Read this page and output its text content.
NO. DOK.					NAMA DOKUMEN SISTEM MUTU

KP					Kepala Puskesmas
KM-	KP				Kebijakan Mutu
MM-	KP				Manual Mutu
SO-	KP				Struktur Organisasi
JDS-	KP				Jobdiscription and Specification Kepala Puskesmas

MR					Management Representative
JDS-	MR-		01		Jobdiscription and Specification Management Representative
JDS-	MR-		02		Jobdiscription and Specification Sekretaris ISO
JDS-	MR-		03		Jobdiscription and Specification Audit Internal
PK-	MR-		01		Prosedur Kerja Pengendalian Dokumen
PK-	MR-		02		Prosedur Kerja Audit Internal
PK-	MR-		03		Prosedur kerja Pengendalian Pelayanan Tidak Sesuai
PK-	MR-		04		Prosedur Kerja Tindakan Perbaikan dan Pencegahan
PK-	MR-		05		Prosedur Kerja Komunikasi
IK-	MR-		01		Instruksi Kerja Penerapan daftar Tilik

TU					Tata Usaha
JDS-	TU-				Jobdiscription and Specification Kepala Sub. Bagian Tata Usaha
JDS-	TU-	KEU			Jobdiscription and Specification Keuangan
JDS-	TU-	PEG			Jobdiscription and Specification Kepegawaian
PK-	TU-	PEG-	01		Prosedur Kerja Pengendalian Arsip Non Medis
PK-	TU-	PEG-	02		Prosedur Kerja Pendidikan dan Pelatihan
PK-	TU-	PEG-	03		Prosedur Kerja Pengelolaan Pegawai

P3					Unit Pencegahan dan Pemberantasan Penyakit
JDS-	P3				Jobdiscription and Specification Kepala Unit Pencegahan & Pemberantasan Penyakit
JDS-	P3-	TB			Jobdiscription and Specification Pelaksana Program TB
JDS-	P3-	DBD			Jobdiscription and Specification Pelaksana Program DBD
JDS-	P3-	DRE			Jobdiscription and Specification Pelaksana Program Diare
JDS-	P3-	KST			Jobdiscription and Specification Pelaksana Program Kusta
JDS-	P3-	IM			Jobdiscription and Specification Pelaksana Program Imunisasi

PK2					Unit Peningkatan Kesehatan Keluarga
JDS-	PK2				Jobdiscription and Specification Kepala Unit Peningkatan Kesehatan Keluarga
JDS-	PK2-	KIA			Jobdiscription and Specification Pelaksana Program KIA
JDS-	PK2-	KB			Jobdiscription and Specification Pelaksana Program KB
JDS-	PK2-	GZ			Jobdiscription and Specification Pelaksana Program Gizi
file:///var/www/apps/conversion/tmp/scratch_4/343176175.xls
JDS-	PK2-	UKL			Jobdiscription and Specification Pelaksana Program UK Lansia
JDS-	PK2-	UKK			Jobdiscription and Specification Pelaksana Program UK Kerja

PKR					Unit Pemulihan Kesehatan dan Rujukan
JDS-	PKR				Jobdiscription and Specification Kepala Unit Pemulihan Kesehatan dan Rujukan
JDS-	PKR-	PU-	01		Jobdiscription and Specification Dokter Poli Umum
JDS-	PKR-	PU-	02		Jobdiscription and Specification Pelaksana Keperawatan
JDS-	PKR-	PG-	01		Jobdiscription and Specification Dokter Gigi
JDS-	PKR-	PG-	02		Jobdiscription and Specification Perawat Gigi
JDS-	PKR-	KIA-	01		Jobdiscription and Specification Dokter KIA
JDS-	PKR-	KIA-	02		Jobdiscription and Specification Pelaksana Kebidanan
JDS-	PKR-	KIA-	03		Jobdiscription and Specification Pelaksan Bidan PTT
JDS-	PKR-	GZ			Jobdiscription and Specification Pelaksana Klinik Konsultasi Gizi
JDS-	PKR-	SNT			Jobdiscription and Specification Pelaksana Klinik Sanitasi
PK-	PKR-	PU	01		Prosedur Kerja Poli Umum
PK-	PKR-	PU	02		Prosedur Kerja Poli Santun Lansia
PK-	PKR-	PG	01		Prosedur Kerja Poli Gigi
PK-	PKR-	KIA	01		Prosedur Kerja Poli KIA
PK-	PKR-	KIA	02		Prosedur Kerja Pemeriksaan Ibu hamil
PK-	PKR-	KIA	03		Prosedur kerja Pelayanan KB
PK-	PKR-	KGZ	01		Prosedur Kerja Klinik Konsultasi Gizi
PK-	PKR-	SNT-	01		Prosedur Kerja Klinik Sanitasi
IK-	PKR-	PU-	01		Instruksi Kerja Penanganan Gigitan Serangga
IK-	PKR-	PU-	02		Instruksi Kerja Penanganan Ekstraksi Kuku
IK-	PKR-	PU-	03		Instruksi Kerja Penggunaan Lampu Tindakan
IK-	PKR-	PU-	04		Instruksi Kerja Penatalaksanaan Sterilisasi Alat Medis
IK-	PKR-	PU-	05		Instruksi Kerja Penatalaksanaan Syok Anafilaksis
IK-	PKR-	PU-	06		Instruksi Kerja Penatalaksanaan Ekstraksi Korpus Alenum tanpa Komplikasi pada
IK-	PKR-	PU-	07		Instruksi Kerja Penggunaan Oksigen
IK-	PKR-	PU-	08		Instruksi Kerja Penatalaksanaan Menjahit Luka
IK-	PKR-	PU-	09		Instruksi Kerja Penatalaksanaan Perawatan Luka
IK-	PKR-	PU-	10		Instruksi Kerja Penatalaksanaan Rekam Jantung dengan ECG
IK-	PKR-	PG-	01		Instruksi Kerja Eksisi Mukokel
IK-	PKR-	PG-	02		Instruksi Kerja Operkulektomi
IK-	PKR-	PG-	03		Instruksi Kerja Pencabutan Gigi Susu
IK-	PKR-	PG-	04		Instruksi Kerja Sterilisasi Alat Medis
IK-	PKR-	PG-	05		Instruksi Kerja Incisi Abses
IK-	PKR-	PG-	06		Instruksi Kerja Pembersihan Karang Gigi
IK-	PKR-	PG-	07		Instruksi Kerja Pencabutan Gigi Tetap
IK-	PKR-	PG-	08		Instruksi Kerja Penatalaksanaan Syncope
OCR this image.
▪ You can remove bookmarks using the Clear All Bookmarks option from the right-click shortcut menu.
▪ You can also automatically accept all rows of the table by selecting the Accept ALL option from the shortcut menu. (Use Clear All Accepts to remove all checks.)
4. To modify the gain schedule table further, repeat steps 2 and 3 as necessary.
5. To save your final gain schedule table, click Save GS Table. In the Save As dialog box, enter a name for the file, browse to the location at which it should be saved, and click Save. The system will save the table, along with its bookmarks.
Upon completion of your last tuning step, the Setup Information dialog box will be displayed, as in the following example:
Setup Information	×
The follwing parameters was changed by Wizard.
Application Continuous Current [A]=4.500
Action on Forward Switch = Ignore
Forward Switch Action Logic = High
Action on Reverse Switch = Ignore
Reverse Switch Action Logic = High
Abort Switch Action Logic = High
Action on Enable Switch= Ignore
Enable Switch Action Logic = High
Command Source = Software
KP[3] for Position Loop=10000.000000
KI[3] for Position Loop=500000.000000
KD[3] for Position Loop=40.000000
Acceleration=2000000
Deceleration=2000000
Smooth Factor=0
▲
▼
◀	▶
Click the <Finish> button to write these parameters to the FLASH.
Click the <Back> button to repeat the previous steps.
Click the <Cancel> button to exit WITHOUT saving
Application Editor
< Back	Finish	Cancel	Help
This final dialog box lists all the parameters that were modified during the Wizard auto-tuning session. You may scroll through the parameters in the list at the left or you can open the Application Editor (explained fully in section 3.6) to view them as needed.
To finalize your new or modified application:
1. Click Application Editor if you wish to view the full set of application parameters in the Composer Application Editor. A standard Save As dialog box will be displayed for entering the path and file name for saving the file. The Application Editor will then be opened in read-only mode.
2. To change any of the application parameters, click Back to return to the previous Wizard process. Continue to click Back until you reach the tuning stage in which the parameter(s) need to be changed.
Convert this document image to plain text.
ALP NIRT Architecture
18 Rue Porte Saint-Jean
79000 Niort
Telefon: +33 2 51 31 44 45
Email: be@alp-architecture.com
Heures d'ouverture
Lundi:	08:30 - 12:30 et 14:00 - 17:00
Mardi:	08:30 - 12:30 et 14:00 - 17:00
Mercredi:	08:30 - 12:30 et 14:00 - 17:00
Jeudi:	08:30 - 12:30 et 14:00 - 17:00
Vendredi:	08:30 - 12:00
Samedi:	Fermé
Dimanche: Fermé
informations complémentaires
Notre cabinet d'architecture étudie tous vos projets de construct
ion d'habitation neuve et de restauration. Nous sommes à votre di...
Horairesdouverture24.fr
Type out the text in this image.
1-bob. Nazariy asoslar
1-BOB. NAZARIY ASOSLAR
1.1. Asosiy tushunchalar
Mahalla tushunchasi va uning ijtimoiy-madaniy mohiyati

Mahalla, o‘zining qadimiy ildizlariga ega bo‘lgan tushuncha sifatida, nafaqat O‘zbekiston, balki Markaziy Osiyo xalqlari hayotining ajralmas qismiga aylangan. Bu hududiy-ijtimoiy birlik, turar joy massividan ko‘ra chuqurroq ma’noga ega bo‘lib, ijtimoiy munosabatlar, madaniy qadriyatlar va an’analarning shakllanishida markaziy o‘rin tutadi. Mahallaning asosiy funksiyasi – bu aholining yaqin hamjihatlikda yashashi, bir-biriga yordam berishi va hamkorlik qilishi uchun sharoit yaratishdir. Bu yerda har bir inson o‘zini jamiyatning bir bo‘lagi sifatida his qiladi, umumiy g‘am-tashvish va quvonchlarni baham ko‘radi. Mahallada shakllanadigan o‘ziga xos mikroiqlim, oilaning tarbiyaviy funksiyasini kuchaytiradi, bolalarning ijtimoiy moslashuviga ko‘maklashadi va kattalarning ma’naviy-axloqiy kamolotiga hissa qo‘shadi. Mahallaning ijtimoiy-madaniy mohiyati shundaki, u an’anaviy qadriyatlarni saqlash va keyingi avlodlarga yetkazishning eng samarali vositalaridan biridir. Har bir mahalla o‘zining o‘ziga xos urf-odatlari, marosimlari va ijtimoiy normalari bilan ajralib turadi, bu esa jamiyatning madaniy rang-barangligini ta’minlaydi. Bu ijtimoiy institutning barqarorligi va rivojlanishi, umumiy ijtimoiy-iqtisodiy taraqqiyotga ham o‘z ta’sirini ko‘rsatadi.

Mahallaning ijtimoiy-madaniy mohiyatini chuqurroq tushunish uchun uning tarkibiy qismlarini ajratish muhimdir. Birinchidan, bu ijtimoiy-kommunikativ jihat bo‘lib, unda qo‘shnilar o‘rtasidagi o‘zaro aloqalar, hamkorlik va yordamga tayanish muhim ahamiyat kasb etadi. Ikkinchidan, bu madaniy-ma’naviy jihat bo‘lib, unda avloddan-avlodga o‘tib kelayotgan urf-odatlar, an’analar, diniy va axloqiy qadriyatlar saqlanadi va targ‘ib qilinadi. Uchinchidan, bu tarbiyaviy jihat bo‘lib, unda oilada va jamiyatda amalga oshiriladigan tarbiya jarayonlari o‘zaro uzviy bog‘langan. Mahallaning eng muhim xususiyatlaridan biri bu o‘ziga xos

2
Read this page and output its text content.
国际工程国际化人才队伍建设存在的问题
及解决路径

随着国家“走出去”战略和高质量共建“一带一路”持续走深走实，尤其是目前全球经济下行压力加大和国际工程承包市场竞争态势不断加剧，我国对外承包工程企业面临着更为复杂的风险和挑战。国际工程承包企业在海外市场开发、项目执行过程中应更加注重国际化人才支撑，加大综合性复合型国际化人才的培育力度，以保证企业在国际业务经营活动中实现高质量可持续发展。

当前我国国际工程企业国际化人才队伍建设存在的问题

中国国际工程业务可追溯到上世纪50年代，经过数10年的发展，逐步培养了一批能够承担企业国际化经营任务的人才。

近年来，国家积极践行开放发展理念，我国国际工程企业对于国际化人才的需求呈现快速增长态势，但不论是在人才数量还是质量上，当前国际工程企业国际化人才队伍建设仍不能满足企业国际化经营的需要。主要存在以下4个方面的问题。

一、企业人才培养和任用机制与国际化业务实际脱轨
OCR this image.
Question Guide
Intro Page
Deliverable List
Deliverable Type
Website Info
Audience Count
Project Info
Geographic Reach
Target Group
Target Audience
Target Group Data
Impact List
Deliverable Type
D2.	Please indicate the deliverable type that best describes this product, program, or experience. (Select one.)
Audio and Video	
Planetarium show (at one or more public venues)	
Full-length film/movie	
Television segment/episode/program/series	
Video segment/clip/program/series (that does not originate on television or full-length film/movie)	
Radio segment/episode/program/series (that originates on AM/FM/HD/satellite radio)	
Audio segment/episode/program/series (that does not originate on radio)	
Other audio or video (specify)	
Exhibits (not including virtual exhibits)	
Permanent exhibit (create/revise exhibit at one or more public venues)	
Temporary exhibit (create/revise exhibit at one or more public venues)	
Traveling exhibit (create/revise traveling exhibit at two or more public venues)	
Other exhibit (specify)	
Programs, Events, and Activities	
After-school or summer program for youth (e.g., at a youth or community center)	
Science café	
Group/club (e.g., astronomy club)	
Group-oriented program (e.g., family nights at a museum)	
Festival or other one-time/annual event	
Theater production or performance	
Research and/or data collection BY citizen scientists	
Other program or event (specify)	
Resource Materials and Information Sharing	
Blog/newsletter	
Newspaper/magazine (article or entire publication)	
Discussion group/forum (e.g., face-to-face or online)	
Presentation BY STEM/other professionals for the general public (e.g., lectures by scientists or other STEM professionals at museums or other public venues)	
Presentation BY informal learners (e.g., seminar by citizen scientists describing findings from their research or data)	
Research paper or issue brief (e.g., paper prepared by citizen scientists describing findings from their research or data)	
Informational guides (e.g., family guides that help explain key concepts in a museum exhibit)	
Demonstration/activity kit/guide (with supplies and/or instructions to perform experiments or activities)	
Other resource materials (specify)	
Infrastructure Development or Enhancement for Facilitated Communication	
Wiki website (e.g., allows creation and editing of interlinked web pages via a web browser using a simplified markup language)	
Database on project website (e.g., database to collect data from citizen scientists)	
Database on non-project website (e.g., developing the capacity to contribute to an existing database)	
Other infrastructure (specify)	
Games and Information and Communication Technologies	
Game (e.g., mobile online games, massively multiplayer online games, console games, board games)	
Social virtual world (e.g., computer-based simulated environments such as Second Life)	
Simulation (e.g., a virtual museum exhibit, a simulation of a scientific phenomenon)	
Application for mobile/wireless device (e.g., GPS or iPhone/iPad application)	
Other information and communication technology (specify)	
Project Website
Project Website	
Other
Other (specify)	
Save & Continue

## AIM OF THE TASK
Whichever lines contain the string "Penggunaan", select and copy them.

## THE COMPLETED TASK
IK-	PKR-	PU-	03		Instruksi Kerja Penggunaan Lampu Tindakan
IK-	PKR-	PU-	07		Instruksi Kerja Penggunaan Oksigen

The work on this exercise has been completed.